## Short problem
Reproduce the data exactly and drop any pictures it holds.
-- Start Excerpted data --
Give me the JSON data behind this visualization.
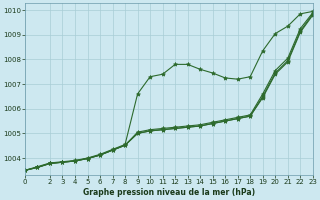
{
  "xlabel": "Graphe pression niveau de la mer (hPa)",
  "x": [
    0,
    1,
    2,
    3,
    4,
    5,
    6,
    7,
    8,
    9,
    10,
    11,
    12,
    13,
    14,
    15,
    16,
    17,
    18,
    19,
    20,
    21,
    22,
    23
  ],
  "series": [
    [
      1003.5,
      1003.65,
      1003.8,
      1003.85,
      1003.9,
      1004.0,
      1004.15,
      1004.35,
      1004.55,
      1006.6,
      1007.3,
      1007.4,
      1007.8,
      1007.8,
      1007.6,
      1007.45,
      1007.25,
      1007.2,
      1007.3,
      1008.35,
      1009.05,
      1009.35,
      1009.85,
      1009.95
    ],
    [
      1003.5,
      1003.62,
      1003.78,
      1003.83,
      1003.88,
      1003.98,
      1004.12,
      1004.32,
      1004.52,
      1005.05,
      1005.15,
      1005.2,
      1005.25,
      1005.3,
      1005.35,
      1005.45,
      1005.55,
      1005.65,
      1005.75,
      1006.6,
      1007.55,
      1008.05,
      1009.25,
      1009.9
    ],
    [
      1003.5,
      1003.62,
      1003.78,
      1003.83,
      1003.88,
      1003.98,
      1004.12,
      1004.32,
      1004.52,
      1005.0,
      1005.1,
      1005.15,
      1005.2,
      1005.25,
      1005.3,
      1005.4,
      1005.5,
      1005.6,
      1005.7,
      1006.5,
      1007.45,
      1007.95,
      1009.15,
      1009.85
    ],
    [
      1003.5,
      1003.62,
      1003.78,
      1003.83,
      1003.88,
      1003.98,
      1004.12,
      1004.32,
      1004.52,
      1005.0,
      1005.1,
      1005.15,
      1005.2,
      1005.25,
      1005.3,
      1005.4,
      1005.5,
      1005.6,
      1005.7,
      1006.45,
      1007.4,
      1007.9,
      1009.1,
      1009.8
    ]
  ],
  "line_color": "#2d6a2d",
  "marker": "*",
  "marker_size": 3,
  "ylim": [
    1003.3,
    1010.3
  ],
  "yticks": [
    1004,
    1005,
    1006,
    1007,
    1008,
    1009,
    1010
  ],
  "xlim": [
    0,
    23
  ],
  "xticks": [
    0,
    2,
    3,
    4,
    5,
    6,
    7,
    8,
    9,
    10,
    11,
    12,
    13,
    14,
    15,
    16,
    17,
    18,
    19,
    20,
    21,
    22,
    23
  ],
  "bg_color": "#cde8f0",
  "grid_color": "#a8cdd6",
  "line_width": 0.8,
  "tick_fontsize": 5.0,
  "label_fontsize": 5.5
}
-- End Excerpted data --
## Written solution
Give me the JSON data behind this visualization.
{
  "xlabel": "Graphe pression niveau de la mer (hPa)",
  "x": [
    0,
    1,
    2,
    3,
    4,
    5,
    6,
    7,
    8,
    9,
    10,
    11,
    12,
    13,
    14,
    15,
    16,
    17,
    18,
    19,
    20,
    21,
    22,
    23
  ],
  "series": [
    [
      1003.5,
      1003.65,
      1003.8,
      1003.85,
      1003.9,
      1004.0,
      1004.15,
      1004.35,
      1004.55,
      1006.6,
      1007.3,
      1007.4,
      1007.8,
      1007.8,
      1007.6,
      1007.45,
      1007.25,
      1007.2,
      1007.3,
      1008.35,
      1009.05,
      1009.35,
      1009.85,
      1009.95
    ],
    [
      1003.5,
      1003.62,
      1003.78,
      1003.83,
      1003.88,
      1003.98,
      1004.12,
      1004.32,
      1004.52,
      1005.05,
      1005.15,
      1005.2,
      1005.25,
      1005.3,
      1005.35,
      1005.45,
      1005.55,
      1005.65,
      1005.75,
      1006.6,
      1007.55,
      1008.05,
      1009.25,
      1009.9
    ],
    [
      1003.5,
      1003.62,
      1003.78,
      1003.83,
      1003.88,
      1003.98,
      1004.12,
      1004.32,
      1004.52,
      1005.0,
      1005.1,
      1005.15,
      1005.2,
      1005.25,
      1005.3,
      1005.4,
      1005.5,
      1005.6,
      1005.7,
      1006.5,
      1007.45,
      1007.95,
      1009.15,
      1009.85
    ],
    [
      1003.5,
      1003.62,
      1003.78,
      1003.83,
      1003.88,
      1003.98,
      1004.12,
      1004.32,
      1004.52,
      1005.0,
      1005.1,
      1005.15,
      1005.2,
      1005.25,
      1005.3,
      1005.4,
      1005.5,
      1005.6,
      1005.7,
      1006.45,
      1007.4,
      1007.9,
      1009.1,
      1009.8
    ]
  ],
  "line_color": "#2d6a2d",
  "marker": "*",
  "marker_size": 3,
  "ylim": [
    1003.3,
    1010.3
  ],
  "yticks": [
    1004,
    1005,
    1006,
    1007,
    1008,
    1009,
    1010
  ],
  "xlim": [
    0,
    23
  ],
  "xticks": [
    0,
    2,
    3,
    4,
    5,
    6,
    7,
    8,
    9,
    10,
    11,
    12,
    13,
    14,
    15,
    16,
    17,
    18,
    19,
    20,
    21,
    22,
    23
  ],
  "bg_color": "#cde8f0",
  "grid_color": "#a8cdd6",
  "line_width": 0.8,
  "tick_fontsize": 5.0,
  "label_fontsize": 5.5
}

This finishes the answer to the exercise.